**Given request:** Go through the listing below and list every line with "나노톡은".

**Information given:**
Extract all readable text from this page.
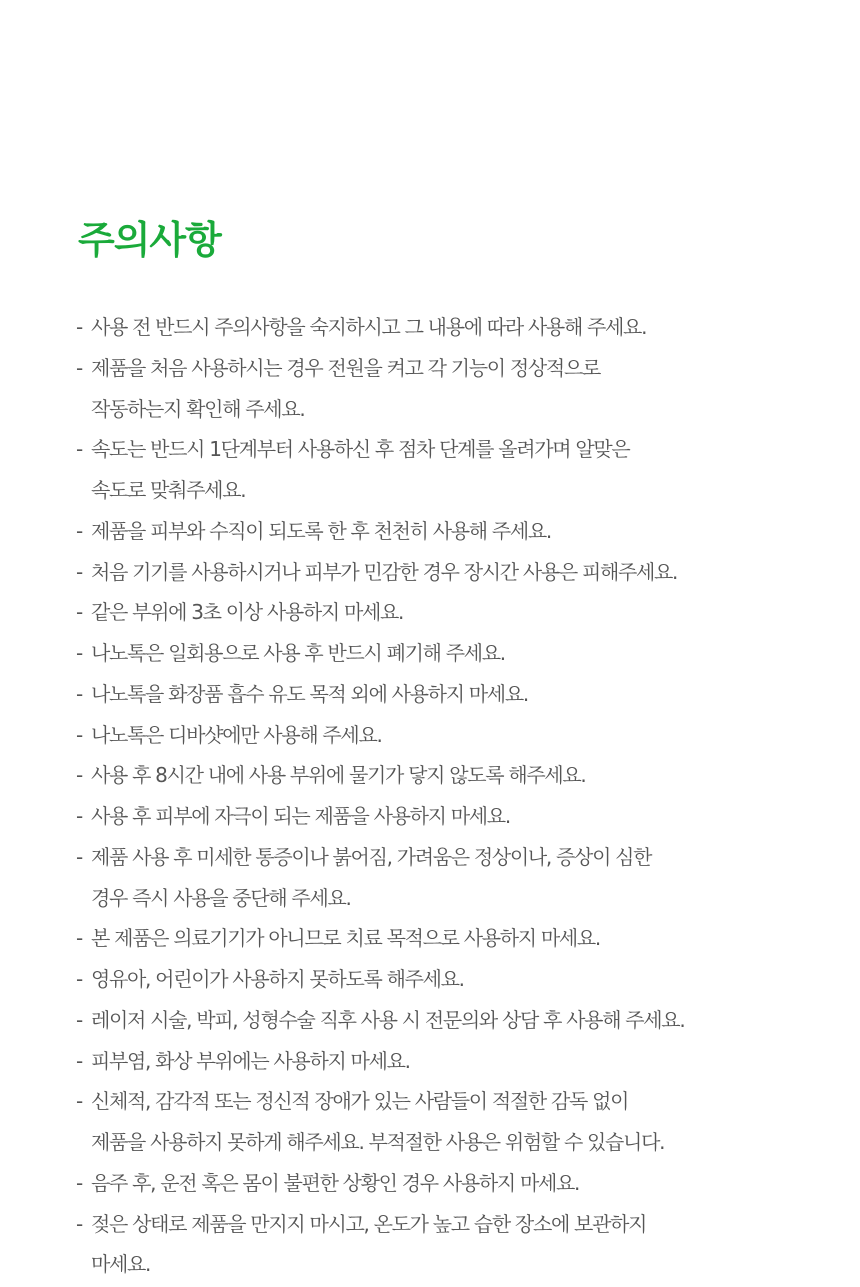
주의사항
- 사용 전 반드시 주의사항을 숙지하시고 그 내용에 따라 사용해 주세요.
- 제품을 처음 사용하시는 경우 전원을 켜고 각 기능이 정상적으로
작동하는지 확인해 주세요.
- 속도는 반드시 1단계부터 사용하신 후 점차 단계를 올려가며 알맞은
속도로 맞춰주세요.
- 제품을 피부와 수직이 되도록 한 후 천천히 사용해 주세요.
- 처음 기기를 사용하시거나 피부가 민감한 경우 장시간 사용은 피해주세요.
- 같은 부위에 3초 이상 사용하지 마세요.
- 나노톡은 일회용으로 사용 후 반드시 폐기해 주세요.
- 나노톡을 화장품 흡수 유도 목적 외에 사용하지 마세요.
- 나노톡은 디바샷에만 사용해 주세요.
- 사용 후 8시간 내에 사용 부위에 물기가 닿지 않도록 해주세요.
- 사용 후 피부에 자극이 되는 제품을 사용하지 마세요.
- 제품 사용 후 미세한 통증이나 붉어짐, 가려움은 정상이나, 증상이 심한
경우 즉시 사용을 중단해 주세요.
- 본 제품은 의료기기가 아니므로 치료 목적으로 사용하지 마세요.
- 영유아, 어린이가 사용하지 못하도록 해주세요.
- 레이저 시술, 박피, 성형수술 직후 사용 시 전문의와 상담 후 사용해 주세요.
- 피부염, 화상 부위에는 사용하지 마세요.
- 신체적, 감각적 또는 정신적 장애가 있는 사람들이 적절한 감독 없이
제품을 사용하지 못하게 해주세요. 부적절한 사용은 위험할 수 있습니다.
- 음주 후, 운전 혹은 몸이 불편한 상황인 경우 사용하지 마세요.
- 젖은 상태로 제품을 만지지 마시고, 온도가 높고 습한 장소에 보관하지
마세요.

**The result:**
- 나노톡은 일회용으로 사용 후 반드시 폐기해 주세요.
- 나노톡은 디바샷에만 사용해 주세요.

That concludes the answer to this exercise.